◆ PROBLEM TO WORK ON:
Select all lines with the string "Median" in them, and copy those lines.

'''

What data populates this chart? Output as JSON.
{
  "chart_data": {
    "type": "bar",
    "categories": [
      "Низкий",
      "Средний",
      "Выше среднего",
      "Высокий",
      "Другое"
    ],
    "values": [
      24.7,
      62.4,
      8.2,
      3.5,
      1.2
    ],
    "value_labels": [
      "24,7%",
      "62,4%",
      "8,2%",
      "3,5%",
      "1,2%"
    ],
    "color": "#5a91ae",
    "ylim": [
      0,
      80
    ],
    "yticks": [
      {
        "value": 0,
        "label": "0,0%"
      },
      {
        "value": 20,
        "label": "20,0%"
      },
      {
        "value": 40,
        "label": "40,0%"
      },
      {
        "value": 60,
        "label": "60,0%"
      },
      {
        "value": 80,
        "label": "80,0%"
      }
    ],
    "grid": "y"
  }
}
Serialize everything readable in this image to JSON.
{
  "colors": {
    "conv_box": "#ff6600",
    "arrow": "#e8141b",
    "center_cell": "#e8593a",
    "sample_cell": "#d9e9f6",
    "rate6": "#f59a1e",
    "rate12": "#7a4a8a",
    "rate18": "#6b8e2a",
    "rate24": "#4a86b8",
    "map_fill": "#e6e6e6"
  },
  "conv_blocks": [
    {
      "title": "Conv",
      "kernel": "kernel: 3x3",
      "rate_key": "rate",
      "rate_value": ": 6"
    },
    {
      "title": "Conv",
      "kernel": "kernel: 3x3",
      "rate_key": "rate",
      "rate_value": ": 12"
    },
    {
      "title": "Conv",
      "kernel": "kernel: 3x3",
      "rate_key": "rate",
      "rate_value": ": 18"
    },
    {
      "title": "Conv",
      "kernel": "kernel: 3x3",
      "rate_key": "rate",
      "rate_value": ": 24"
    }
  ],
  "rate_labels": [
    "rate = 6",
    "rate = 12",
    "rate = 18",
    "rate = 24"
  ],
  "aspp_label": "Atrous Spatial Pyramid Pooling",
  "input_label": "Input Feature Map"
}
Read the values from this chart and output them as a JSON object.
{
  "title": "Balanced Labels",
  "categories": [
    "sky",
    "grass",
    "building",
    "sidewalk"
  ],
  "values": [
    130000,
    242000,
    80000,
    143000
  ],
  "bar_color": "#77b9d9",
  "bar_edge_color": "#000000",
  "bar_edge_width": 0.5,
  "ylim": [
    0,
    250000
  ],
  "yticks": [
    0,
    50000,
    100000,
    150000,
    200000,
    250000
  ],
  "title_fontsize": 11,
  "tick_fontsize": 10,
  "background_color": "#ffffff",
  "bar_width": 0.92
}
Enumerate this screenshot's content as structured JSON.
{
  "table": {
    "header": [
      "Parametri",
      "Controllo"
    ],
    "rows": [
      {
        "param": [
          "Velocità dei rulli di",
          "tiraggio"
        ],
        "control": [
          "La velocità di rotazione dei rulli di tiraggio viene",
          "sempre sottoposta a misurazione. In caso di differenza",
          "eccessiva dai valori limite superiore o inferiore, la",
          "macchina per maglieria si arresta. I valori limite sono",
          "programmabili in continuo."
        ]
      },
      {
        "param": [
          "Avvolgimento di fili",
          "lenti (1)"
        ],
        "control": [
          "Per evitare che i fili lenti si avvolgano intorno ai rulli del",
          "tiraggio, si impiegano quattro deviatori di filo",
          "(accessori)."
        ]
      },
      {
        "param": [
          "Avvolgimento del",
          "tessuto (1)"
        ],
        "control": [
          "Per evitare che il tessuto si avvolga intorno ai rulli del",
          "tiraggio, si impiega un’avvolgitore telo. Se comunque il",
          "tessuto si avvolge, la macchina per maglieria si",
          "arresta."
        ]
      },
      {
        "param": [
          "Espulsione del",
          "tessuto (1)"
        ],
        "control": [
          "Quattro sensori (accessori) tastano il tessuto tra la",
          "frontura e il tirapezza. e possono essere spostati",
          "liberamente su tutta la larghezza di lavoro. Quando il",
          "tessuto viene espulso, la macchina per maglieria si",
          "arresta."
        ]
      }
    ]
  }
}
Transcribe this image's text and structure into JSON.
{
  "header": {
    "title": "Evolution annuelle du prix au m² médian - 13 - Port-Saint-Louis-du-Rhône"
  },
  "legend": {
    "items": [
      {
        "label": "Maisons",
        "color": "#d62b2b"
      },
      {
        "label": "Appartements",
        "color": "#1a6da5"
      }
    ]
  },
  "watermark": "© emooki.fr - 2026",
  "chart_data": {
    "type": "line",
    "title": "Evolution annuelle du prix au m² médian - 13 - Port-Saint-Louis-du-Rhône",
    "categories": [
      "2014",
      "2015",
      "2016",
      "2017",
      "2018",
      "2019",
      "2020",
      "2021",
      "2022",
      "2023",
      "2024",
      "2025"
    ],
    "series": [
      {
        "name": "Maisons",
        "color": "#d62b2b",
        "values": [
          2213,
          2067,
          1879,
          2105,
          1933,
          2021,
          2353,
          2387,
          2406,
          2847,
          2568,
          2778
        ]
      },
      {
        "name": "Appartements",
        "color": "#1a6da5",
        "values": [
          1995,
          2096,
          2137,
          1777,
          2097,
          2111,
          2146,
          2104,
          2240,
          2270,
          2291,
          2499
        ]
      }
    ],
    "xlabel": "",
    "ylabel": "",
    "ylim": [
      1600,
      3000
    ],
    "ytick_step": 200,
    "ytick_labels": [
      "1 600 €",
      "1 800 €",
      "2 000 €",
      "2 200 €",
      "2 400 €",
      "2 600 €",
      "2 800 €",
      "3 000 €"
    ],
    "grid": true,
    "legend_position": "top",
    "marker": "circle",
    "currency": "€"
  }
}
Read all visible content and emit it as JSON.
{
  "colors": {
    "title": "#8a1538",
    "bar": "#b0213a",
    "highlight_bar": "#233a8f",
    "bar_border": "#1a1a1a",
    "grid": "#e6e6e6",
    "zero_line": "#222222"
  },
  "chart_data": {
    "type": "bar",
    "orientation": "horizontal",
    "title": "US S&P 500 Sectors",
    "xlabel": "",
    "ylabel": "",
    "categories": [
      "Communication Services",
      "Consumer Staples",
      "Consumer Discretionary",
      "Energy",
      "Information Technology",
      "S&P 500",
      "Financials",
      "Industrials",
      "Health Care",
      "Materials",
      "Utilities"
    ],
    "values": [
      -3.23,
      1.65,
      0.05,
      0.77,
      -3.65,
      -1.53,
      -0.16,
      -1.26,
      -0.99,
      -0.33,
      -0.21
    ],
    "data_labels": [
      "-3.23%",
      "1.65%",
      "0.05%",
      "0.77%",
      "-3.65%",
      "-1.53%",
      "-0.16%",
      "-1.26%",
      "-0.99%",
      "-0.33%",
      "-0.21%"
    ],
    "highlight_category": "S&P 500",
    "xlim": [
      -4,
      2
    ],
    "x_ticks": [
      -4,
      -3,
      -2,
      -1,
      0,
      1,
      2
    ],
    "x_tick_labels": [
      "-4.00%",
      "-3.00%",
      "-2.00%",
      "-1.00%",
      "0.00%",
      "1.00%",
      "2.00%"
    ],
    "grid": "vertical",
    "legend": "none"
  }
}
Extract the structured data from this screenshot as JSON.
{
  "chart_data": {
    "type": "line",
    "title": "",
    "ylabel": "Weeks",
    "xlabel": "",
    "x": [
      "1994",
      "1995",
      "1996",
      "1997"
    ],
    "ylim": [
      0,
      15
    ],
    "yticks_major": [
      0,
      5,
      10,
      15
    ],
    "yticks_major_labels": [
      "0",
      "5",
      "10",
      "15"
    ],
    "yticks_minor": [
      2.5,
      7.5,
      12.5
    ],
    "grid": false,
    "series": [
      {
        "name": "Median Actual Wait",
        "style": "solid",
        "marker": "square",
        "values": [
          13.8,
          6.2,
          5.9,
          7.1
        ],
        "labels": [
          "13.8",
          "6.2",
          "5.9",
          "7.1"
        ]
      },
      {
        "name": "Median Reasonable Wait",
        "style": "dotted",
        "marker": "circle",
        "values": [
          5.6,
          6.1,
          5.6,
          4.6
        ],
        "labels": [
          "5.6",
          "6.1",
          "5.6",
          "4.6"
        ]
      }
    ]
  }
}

'''

◆ SOLUTION FOR THIS TASK:
        "name": "Median Actual Wait",
        "name": "Median Reasonable Wait",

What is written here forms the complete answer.